(Collected data)
★ ★ ★
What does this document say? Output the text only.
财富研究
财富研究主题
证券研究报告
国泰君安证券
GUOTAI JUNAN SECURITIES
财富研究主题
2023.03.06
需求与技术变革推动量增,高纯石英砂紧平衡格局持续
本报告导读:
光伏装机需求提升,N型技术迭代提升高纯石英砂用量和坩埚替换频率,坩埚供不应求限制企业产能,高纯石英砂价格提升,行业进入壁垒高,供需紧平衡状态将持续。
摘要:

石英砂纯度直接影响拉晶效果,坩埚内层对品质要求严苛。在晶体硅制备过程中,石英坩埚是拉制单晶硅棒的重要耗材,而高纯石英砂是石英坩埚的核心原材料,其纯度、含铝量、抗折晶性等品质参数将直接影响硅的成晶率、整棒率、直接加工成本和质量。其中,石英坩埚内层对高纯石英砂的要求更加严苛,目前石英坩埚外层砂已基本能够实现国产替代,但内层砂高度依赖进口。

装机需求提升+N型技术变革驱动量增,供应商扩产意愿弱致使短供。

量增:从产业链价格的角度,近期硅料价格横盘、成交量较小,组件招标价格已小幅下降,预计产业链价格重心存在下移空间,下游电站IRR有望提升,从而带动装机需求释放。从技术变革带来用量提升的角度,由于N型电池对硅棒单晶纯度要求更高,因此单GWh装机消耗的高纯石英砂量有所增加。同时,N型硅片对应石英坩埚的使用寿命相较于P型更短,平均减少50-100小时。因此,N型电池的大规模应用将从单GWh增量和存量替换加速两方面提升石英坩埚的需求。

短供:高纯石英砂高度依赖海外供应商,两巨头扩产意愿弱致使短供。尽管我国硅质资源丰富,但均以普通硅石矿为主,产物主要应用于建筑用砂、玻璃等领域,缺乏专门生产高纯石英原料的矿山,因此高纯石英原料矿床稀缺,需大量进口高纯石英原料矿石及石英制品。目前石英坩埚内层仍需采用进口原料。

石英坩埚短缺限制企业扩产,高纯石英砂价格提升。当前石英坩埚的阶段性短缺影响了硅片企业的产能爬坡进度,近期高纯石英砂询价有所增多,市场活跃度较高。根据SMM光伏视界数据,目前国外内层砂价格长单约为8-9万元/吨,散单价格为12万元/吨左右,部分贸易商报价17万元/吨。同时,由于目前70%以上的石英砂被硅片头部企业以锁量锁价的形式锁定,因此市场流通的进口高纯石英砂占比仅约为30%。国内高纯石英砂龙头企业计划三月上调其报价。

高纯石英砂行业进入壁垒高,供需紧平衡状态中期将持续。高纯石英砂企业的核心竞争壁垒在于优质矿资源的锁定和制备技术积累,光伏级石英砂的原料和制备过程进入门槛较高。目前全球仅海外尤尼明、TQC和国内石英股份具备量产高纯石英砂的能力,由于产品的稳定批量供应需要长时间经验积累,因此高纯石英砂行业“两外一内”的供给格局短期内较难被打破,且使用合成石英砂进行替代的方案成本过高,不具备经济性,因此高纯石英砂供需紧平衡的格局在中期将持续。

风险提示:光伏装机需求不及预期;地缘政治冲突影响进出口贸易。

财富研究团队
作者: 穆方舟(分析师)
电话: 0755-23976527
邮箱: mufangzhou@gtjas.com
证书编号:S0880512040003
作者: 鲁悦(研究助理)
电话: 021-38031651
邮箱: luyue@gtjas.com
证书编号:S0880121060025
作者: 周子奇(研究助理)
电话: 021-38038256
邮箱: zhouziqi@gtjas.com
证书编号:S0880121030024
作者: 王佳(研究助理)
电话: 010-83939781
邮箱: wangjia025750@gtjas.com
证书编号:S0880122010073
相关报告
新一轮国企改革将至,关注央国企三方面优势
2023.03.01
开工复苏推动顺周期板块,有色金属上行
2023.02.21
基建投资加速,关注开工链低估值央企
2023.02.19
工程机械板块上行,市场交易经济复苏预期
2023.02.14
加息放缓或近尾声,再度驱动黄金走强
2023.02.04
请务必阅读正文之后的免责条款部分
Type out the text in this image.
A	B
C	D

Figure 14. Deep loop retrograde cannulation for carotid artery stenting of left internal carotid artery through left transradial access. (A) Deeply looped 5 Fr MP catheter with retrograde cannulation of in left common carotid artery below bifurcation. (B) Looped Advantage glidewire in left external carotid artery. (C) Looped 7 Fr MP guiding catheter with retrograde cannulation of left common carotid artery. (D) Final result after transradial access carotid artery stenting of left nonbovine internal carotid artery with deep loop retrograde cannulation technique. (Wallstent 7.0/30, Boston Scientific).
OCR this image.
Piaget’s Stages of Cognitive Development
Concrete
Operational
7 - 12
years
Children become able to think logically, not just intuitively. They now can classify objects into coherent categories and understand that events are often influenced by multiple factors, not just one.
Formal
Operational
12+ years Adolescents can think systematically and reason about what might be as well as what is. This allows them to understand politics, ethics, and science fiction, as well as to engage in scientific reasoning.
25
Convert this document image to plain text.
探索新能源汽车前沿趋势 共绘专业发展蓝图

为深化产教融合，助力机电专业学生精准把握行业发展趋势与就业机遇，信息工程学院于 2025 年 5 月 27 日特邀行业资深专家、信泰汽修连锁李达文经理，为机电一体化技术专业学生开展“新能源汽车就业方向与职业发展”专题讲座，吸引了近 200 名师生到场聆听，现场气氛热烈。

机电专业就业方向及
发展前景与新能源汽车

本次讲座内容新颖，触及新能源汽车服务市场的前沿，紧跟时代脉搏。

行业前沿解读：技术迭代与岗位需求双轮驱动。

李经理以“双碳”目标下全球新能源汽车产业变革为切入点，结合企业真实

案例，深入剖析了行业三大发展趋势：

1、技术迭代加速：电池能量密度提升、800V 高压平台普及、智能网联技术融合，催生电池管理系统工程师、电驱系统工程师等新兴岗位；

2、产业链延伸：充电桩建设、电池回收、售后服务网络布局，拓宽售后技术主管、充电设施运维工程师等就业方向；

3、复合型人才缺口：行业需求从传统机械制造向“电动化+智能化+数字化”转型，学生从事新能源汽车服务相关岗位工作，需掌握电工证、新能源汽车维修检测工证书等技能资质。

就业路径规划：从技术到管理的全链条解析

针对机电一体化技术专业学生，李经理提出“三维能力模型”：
★ ★ ★
§ **Directions for this task**: How many lines of the listing include the string "证书编号"? Answer with the number alone.

§ **Answer in full**: 4